Exercise prompt
Copy out, from the entries below, each line holding the string "الله".

Task material
● ● ● ● ● ● ●
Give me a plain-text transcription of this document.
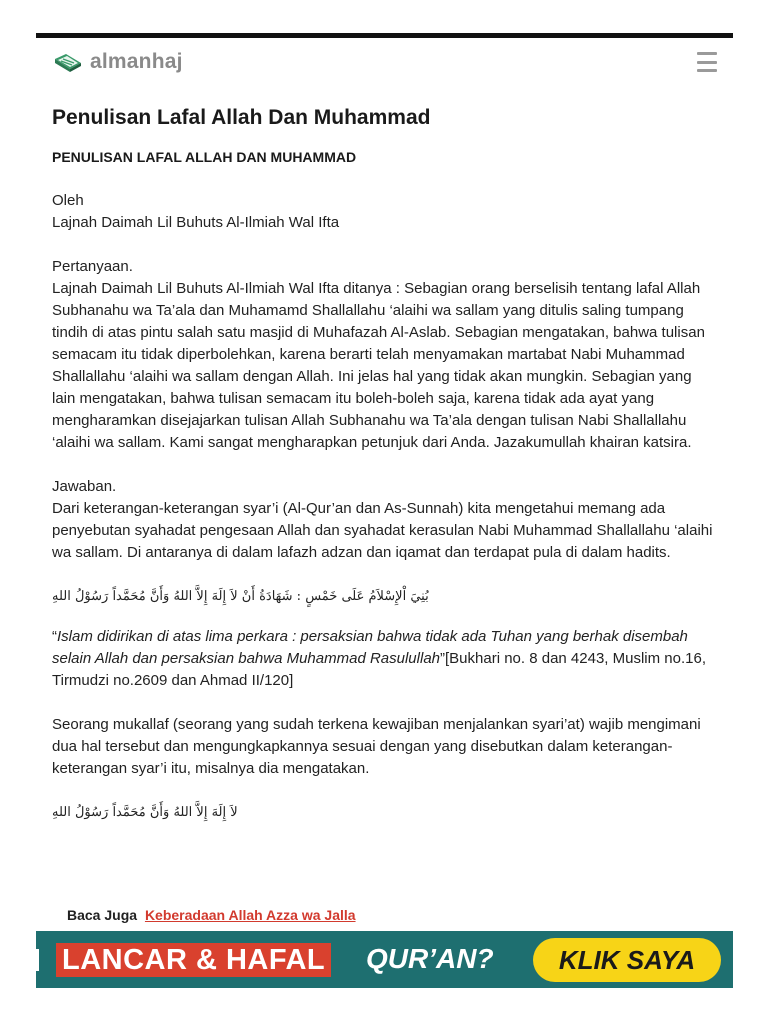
almanhaj
Penulisan Lafal Allah Dan Muhammad

PENULISAN LAFAL ALLAH DAN MUHAMMAD

Oleh

Lajnah Daimah Lil Buhuts Al-Ilmiah Wal Ifta

Pertanyaan.

Lajnah Daimah Lil Buhuts Al-Ilmiah Wal Ifta ditanya : Sebagian orang berselisih tentang lafal Allah Subhanahu wa Ta’ala dan Muhamamd Shallallahu ‘alaihi wa sallam yang ditulis saling tumpang tindih di atas pintu salah satu masjid di Muhafazah Al-Aslab. Sebagian mengatakan, bahwa tulisan semacam itu tidak diperbolehkan, karena berarti telah menyamakan martabat Nabi Muhammad Shallallahu ‘alaihi wa sallam dengan Allah. Ini jelas hal yang tidak akan mungkin. Sebagian yang lain mengatakan, bahwa tulisan semacam itu boleh-boleh saja, karena tidak ada ayat yang mengharamkan disejajarkan tulisan Allah Subhanahu wa Ta’ala dengan tulisan Nabi Shallallahu ‘alaihi wa sallam. Kami sangat mengharapkan petunjuk dari Anda. Jazakumullah khairan katsira.

Jawaban.

Dari keterangan-keterangan syar’i (Al-Qur’an dan As-Sunnah) kita mengetahui memang ada penyebutan syahadat pengesaan Allah dan syahadat kerasulan Nabi Muhammad Shallallahu ‘alaihi wa sallam. Di antaranya di dalam lafazh adzan dan iqamat dan terdapat pula di dalam hadits.

بُنِيَ اْلإِسْلاَمُ عَلَى خَمْسٍ : شَهَادَةُ أَنْ لاَ إِلَهَ إِلاَّ اللهُ وَأَنَّ مُحَمَّداً رَسُوْلُ اللهِ

“Islam didirikan di atas lima perkara : persaksian bahwa tidak ada Tuhan yang berhak disembah selain Allah dan persaksian bahwa Muhammad Rasulullah”[Bukhari no. 8 dan 4243, Muslim no.16, Tirmudzi no.2609 dan Ahmad II/120]

Seorang mukallaf (seorang yang sudah terkena kewajiban menjalankan syari’at) wajib mengimani dua hal tersebut dan mengungkapkannya sesuai dengan yang disebutkan dalam keterangan-keterangan syar’i itu, misalnya dia mengatakan.

لاَ إِلَهَ إِلاَّ اللهُ وَأَنَّ مُحَمَّداً رَسُوْلُ اللهِ

Baca Juga Keberadaan Allah Azza wa Jalla
LANCAR & HAFAL QUR’AN?	KLIK SAYA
● ● ● ● ● ● ●
Answer
بُنِيَ اْلإِسْلاَمُ عَلَى خَمْسٍ : شَهَادَةُ أَنْ لاَ إِلَهَ إِلاَّ اللهُ وَأَنَّ مُحَمَّداً رَسُوْلُ اللهِ
لاَ إِلَهَ إِلاَّ اللهُ وَأَنَّ مُحَمَّداً رَسُوْلُ اللهِ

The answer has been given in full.